_What you will do_:
Collect all lines containing the word "Задолженность" from the data.

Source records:
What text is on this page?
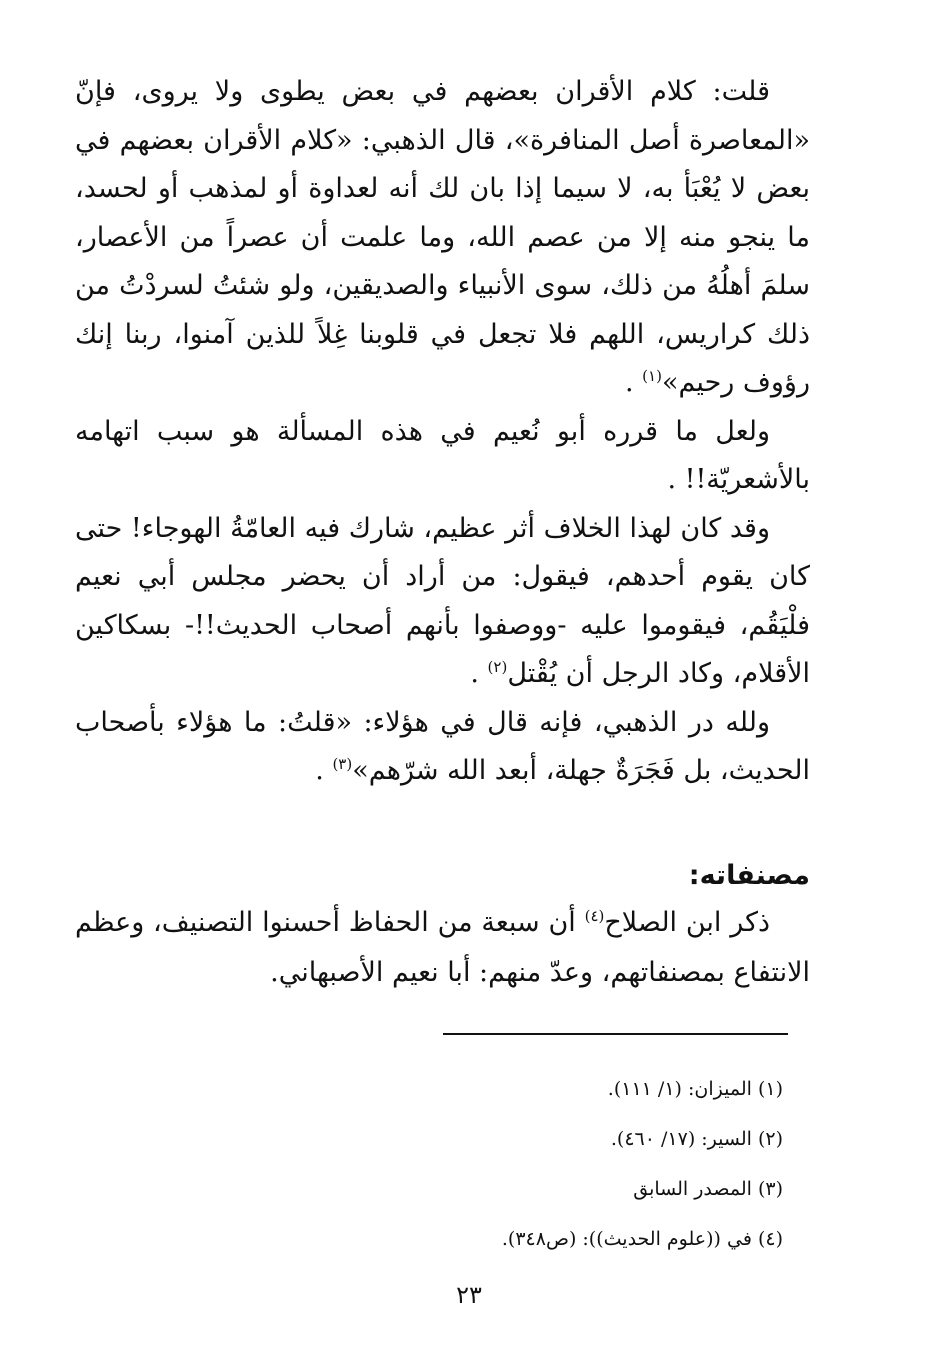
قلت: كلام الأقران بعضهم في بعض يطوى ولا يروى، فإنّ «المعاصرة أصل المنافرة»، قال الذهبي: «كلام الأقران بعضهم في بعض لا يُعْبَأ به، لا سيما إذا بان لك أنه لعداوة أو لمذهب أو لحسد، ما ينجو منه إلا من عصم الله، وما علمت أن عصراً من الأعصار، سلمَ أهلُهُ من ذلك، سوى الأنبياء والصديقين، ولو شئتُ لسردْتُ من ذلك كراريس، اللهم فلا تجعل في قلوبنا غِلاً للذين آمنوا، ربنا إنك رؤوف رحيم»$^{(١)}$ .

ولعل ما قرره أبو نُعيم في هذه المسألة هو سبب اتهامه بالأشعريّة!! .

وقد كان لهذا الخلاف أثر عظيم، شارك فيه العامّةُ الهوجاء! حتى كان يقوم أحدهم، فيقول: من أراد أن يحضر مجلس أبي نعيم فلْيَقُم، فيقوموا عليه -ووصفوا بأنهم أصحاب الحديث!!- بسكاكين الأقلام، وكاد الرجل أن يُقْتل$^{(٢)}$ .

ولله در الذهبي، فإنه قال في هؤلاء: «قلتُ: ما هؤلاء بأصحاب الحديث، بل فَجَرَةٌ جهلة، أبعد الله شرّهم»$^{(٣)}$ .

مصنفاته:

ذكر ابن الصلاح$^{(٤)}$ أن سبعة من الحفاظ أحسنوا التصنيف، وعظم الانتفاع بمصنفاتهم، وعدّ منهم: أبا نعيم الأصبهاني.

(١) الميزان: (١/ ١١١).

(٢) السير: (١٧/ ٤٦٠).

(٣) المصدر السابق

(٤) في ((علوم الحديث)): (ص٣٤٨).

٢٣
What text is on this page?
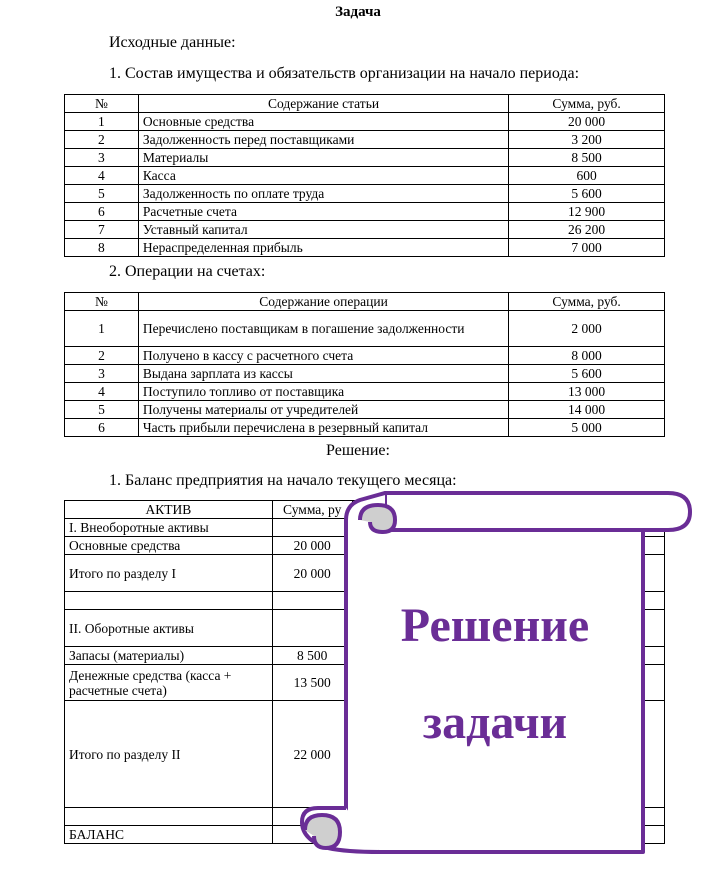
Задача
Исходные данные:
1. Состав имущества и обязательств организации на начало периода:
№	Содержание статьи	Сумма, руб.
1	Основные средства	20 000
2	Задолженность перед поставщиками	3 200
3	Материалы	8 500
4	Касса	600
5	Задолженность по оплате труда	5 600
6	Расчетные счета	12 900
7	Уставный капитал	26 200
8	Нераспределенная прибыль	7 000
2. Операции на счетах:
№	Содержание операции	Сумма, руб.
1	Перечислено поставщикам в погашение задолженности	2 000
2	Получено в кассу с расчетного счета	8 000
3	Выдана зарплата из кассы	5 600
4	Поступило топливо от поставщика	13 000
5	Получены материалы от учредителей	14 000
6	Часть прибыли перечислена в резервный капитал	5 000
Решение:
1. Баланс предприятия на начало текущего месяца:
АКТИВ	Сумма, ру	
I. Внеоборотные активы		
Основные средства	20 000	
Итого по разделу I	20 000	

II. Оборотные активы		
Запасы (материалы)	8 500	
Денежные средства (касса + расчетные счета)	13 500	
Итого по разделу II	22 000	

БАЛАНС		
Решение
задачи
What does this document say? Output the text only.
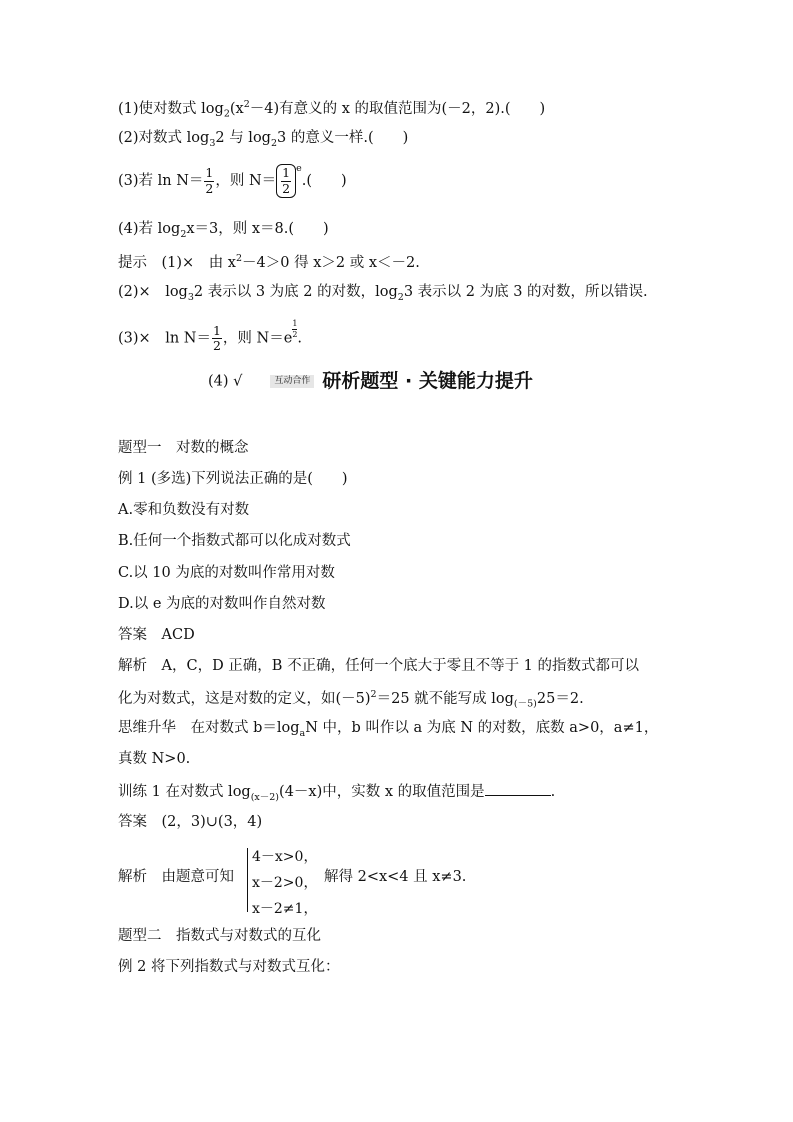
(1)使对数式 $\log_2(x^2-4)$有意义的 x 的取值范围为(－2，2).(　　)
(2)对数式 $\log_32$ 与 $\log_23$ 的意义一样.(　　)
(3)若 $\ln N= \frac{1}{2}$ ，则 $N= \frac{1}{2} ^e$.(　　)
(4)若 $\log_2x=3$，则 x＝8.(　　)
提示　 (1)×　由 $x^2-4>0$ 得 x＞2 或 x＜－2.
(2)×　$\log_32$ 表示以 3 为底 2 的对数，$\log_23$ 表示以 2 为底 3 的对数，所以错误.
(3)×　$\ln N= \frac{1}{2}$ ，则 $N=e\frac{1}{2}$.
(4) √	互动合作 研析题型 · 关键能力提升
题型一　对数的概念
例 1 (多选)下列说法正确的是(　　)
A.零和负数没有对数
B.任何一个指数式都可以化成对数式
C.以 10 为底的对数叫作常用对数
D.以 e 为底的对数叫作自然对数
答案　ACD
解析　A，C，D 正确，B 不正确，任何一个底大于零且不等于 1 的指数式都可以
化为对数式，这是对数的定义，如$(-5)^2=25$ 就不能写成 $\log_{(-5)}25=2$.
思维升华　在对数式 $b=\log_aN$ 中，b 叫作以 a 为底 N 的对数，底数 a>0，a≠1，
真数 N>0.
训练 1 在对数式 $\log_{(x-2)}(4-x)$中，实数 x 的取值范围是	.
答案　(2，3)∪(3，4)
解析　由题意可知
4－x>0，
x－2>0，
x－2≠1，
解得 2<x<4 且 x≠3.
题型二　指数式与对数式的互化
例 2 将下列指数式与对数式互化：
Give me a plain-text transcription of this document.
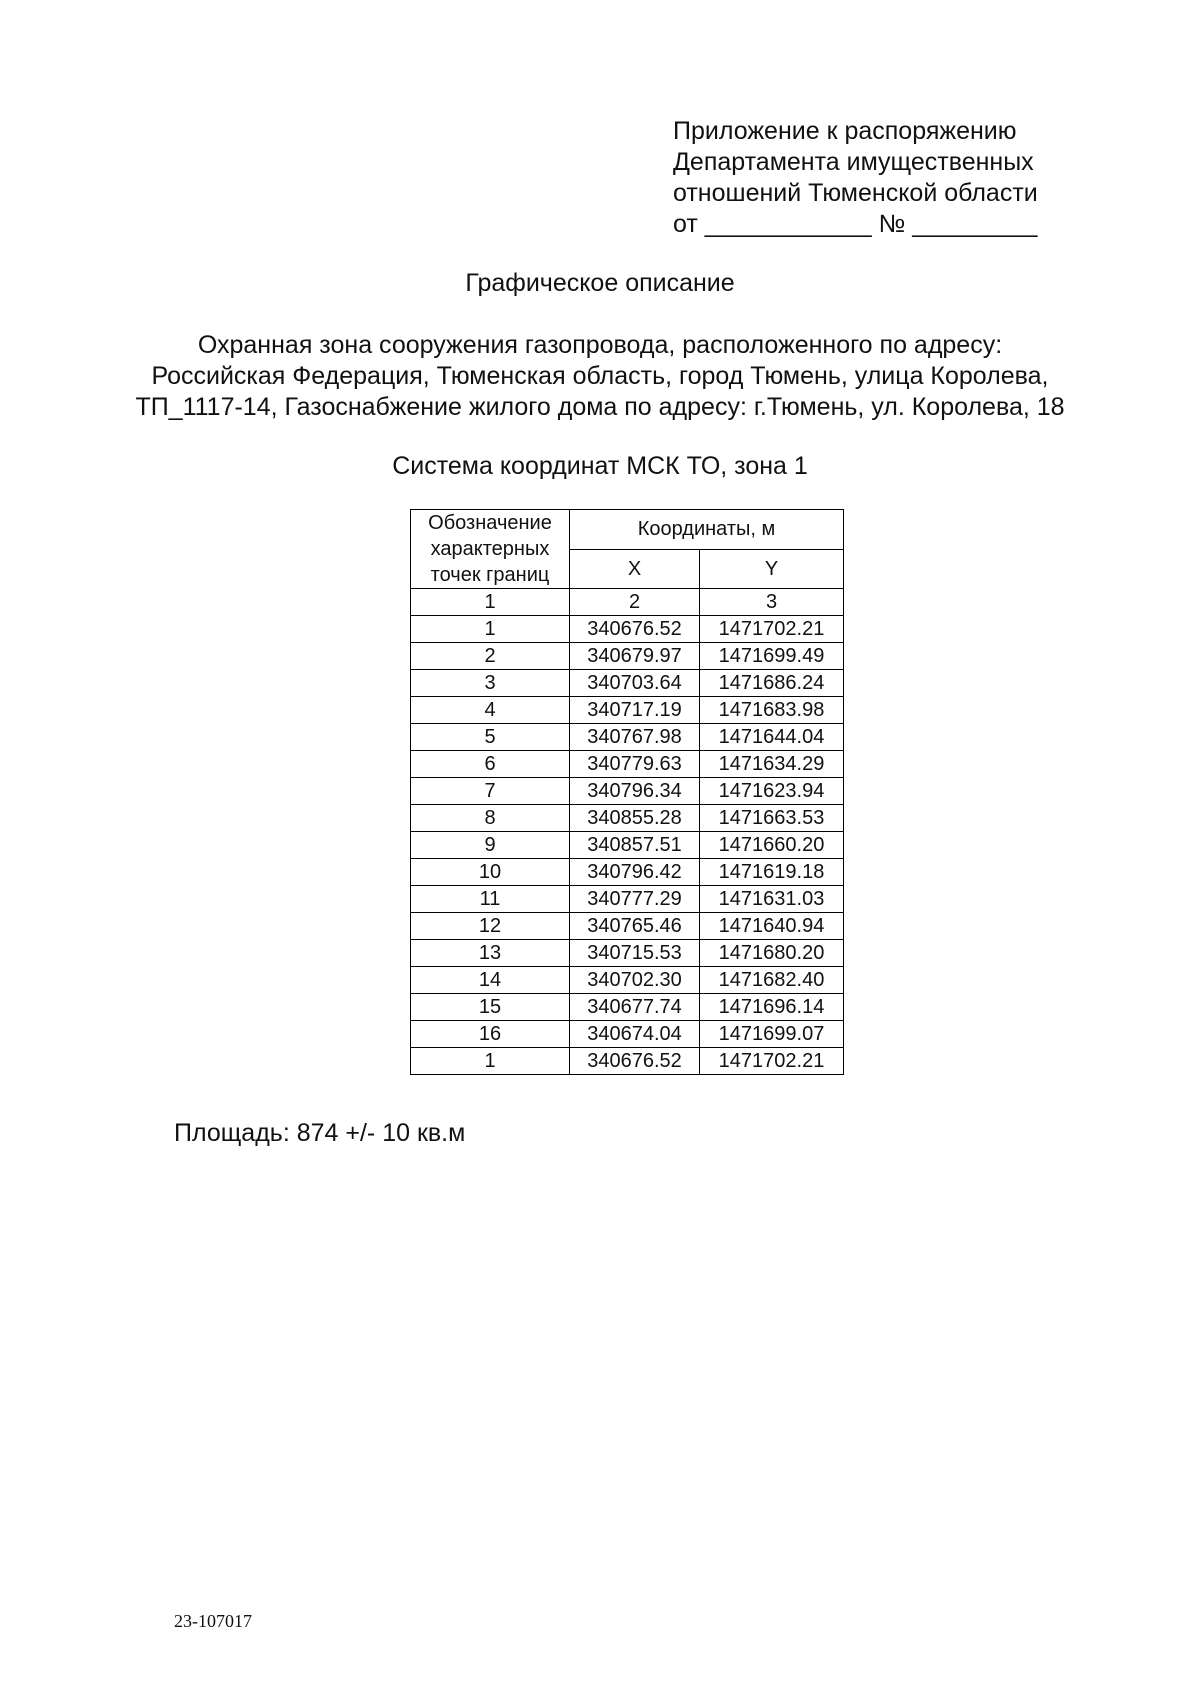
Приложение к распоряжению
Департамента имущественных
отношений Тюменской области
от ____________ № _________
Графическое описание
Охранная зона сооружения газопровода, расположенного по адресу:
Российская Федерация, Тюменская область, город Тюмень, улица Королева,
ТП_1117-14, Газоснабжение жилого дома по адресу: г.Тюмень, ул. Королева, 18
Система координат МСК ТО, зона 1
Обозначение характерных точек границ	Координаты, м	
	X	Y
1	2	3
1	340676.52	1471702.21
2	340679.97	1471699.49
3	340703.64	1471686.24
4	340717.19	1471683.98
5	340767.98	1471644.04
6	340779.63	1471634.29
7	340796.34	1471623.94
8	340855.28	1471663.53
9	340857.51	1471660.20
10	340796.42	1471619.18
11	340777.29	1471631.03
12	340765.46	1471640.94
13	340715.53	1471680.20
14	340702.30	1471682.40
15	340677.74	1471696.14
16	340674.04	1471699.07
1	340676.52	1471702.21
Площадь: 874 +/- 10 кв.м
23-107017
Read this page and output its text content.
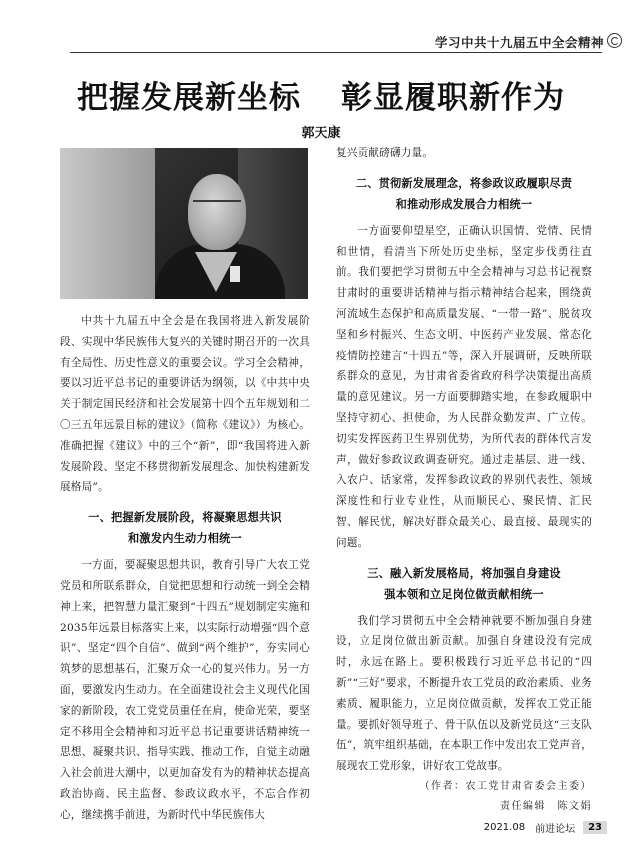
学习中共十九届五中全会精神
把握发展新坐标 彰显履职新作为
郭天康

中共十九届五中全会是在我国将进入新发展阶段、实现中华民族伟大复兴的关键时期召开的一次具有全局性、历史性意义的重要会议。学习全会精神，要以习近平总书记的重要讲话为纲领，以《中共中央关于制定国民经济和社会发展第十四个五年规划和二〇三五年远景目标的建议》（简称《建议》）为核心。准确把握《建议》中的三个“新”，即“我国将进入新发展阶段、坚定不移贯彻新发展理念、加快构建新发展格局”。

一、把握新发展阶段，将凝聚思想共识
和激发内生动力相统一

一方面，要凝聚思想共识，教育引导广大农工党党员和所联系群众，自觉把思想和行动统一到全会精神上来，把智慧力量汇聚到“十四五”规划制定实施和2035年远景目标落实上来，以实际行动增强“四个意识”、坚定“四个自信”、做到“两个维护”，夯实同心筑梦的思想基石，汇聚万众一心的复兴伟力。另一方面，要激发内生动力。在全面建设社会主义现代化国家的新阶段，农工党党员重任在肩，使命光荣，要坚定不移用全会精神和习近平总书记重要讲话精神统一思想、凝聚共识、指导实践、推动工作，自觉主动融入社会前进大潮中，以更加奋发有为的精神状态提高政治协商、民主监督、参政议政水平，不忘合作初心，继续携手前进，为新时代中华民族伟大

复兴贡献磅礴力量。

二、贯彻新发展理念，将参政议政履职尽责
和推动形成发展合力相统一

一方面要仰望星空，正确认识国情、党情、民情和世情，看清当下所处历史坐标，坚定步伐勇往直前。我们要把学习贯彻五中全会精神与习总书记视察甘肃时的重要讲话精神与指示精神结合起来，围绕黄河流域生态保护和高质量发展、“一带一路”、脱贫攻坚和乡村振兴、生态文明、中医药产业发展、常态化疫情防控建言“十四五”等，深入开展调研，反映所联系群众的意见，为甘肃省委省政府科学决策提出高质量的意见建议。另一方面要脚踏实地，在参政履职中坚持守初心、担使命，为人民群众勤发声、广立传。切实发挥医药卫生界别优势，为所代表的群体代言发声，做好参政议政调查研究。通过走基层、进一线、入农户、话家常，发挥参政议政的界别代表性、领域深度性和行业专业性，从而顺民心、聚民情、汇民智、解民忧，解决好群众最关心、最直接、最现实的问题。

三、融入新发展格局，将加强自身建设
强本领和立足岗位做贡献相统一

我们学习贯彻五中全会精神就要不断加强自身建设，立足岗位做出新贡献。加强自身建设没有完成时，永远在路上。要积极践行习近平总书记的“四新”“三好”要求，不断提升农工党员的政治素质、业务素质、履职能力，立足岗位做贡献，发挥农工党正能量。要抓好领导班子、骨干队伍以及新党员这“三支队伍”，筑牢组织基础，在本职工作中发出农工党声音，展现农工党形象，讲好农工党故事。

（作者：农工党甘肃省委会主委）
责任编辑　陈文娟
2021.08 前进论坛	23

_Right answer_:
2	Задолженность перед поставщиками	3 200
5	Задолженность по оплате труда	5 600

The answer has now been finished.